[Dataset records]

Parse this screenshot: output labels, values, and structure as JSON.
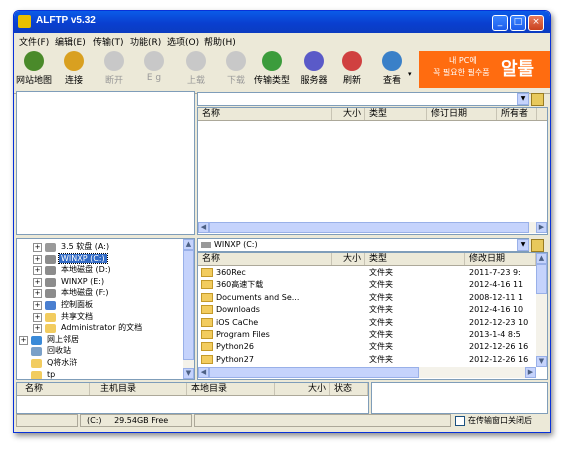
{
  "window": {
    "title": "ALFTP v5.32",
    "controls": [
      "_",
      "□",
      "×"
    ]
  },
  "menu": [
    "文件(F)",
    "编辑(E)",
    "传输(T)",
    "功能(R)",
    "选项(O)",
    "帮助(H)"
  ],
  "toolbar": [
    {
      "label": "网站地图",
      "icon": "site-map-icon",
      "enabled": true,
      "color": "#4a8a2a"
    },
    {
      "label": "连接",
      "icon": "connect-icon",
      "enabled": true,
      "color": "#d9a020"
    },
    {
      "label": "断开",
      "icon": "disconnect-icon",
      "enabled": false,
      "color": "#c8c8c8"
    },
    {
      "label": "E g",
      "icon": "edit-icon",
      "enabled": false,
      "color": "#c8c8c8"
    },
    {
      "label": "上载",
      "icon": "upload-icon",
      "enabled": false,
      "color": "#c8c8c8"
    },
    {
      "label": "下载",
      "icon": "download-icon",
      "enabled": false,
      "color": "#c8c8c8"
    },
    {
      "label": "传输类型",
      "icon": "transfer-type-icon",
      "enabled": true,
      "color": "#3c9c3c"
    },
    {
      "label": "服务器",
      "icon": "server-icon",
      "enabled": true,
      "color": "#5a5ac8"
    },
    {
      "label": "刷新",
      "icon": "refresh-icon",
      "enabled": true,
      "color": "#d04040"
    },
    {
      "label": "查看",
      "icon": "view-icon",
      "enabled": true,
      "color": "#3a80c8"
    }
  ],
  "ad_banner": {
    "line1": "내 PC에",
    "line2": "꼭 필요한 필수품",
    "big": "알툴"
  },
  "remote": {
    "path": "",
    "columns": [
      "名称",
      "大小",
      "类型",
      "修订日期",
      "所有者"
    ]
  },
  "local": {
    "path": "WINXP (C:)",
    "columns": [
      "名称",
      "大小",
      "类型",
      "修改日期"
    ],
    "rows": [
      {
        "name": "360Rec",
        "size": "",
        "type": "文件夹",
        "date": "2011-7-23 9:"
      },
      {
        "name": "360高速下载",
        "size": "",
        "type": "文件夹",
        "date": "2012-4-16 11"
      },
      {
        "name": "Documents and Se...",
        "size": "",
        "type": "文件夹",
        "date": "2008-12-11 1"
      },
      {
        "name": "Downloads",
        "size": "",
        "type": "文件夹",
        "date": "2012-4-16 10"
      },
      {
        "name": "iOS CaChe",
        "size": "",
        "type": "文件夹",
        "date": "2012-12-23 10"
      },
      {
        "name": "Program Files",
        "size": "",
        "type": "文件夹",
        "date": "2013-1-4 8:5"
      },
      {
        "name": "Python26",
        "size": "",
        "type": "文件夹",
        "date": "2012-12-26 16"
      },
      {
        "name": "Python27",
        "size": "",
        "type": "文件夹",
        "date": "2012-12-26 16"
      }
    ]
  },
  "tree": [
    {
      "label": "3.5 软盘 (A:)",
      "level": 1,
      "expander": "+",
      "icon": "floppy-icon",
      "selected": false
    },
    {
      "label": "WINXP (C:)",
      "level": 1,
      "expander": "+",
      "icon": "drive-icon",
      "selected": true
    },
    {
      "label": "本地磁盘 (D:)",
      "level": 1,
      "expander": "+",
      "icon": "drive-icon",
      "selected": false
    },
    {
      "label": "WINXP (E:)",
      "level": 1,
      "expander": "+",
      "icon": "drive-icon",
      "selected": false
    },
    {
      "label": "本地磁盘 (F:)",
      "level": 1,
      "expander": "+",
      "icon": "drive-icon",
      "selected": false
    },
    {
      "label": "控制面板",
      "level": 1,
      "expander": "+",
      "icon": "control-panel-icon",
      "selected": false
    },
    {
      "label": "共享文档",
      "level": 1,
      "expander": "+",
      "icon": "folder-icon",
      "selected": false
    },
    {
      "label": "Administrator 的文档",
      "level": 1,
      "expander": "+",
      "icon": "folder-icon",
      "selected": false
    },
    {
      "label": "网上邻居",
      "level": 0,
      "expander": "+",
      "icon": "network-icon",
      "selected": false
    },
    {
      "label": "回收站",
      "level": 0,
      "expander": "",
      "icon": "recycle-bin-icon",
      "selected": false
    },
    {
      "label": "Q将水浒",
      "level": 0,
      "expander": "",
      "icon": "folder-icon",
      "selected": false
    },
    {
      "label": "tp",
      "level": 0,
      "expander": "",
      "icon": "folder-icon",
      "selected": false
    }
  ],
  "queue": {
    "columns": [
      "名称",
      "主机目录",
      "本地目录",
      "大小",
      "状态"
    ]
  },
  "status": {
    "drive": "(C:)",
    "free": "29.54GB Free",
    "close_after_transfer": "在传输窗口关闭后"
  }
}
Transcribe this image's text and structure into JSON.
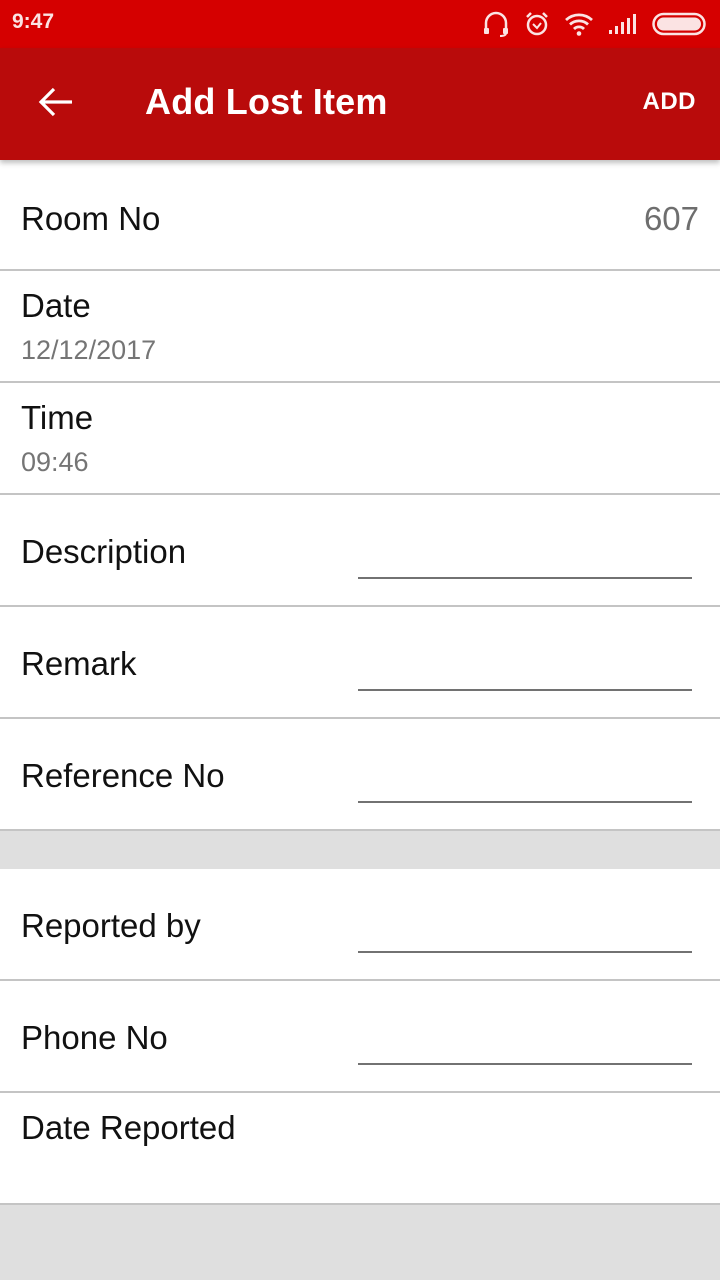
{
  "status_bar": {
    "time": "9:47",
    "icons": [
      "headset-icon",
      "alarm-icon",
      "wifi-icon",
      "signal-icon",
      "battery-icon"
    ]
  },
  "app_bar": {
    "title": "Add Lost Item",
    "back_icon": "arrow-left-icon",
    "action_label": "ADD"
  },
  "colors": {
    "status_bar": "#d50000",
    "app_bar": "#b90b0b",
    "divider": "#c4c4c4",
    "section_gap": "#dfdfdf"
  },
  "form": {
    "room_no": {
      "label": "Room No",
      "value": "607"
    },
    "date": {
      "label": "Date",
      "value": "12/12/2017"
    },
    "time": {
      "label": "Time",
      "value": "09:46"
    },
    "description": {
      "label": "Description",
      "value": "",
      "placeholder": ""
    },
    "remark": {
      "label": "Remark",
      "value": "",
      "placeholder": ""
    },
    "reference_no": {
      "label": "Reference No",
      "value": "",
      "placeholder": ""
    },
    "reported_by": {
      "label": "Reported by",
      "value": "",
      "placeholder": ""
    },
    "phone_no": {
      "label": "Phone No",
      "value": "",
      "placeholder": ""
    },
    "date_reported": {
      "label": "Date Reported",
      "value": ""
    }
  }
}
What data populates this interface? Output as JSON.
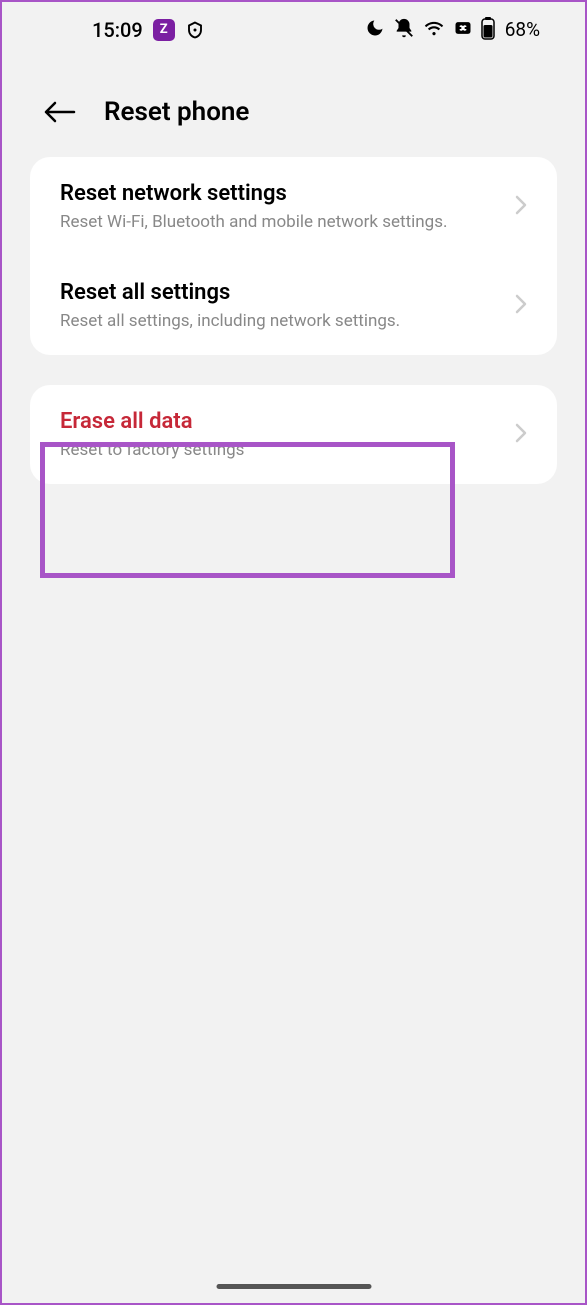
{
  "statusBar": {
    "time": "15:09",
    "zLabel": "Z",
    "batteryPercent": "68%"
  },
  "header": {
    "title": "Reset phone"
  },
  "section1": {
    "items": [
      {
        "title": "Reset network settings",
        "subtitle": "Reset Wi-Fi, Bluetooth and mobile network settings."
      },
      {
        "title": "Reset all settings",
        "subtitle": "Reset all settings, including network settings."
      }
    ]
  },
  "section2": {
    "items": [
      {
        "title": "Erase all data",
        "subtitle": "Reset to factory settings"
      }
    ]
  }
}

Directive
Pull out every line containing "JSON".

Solved exercise
Parse this screenshot: output labels, values, and structure as JSON.
Transcribe this image's text and structure into JSON.
What data populates this interface? Output as JSON.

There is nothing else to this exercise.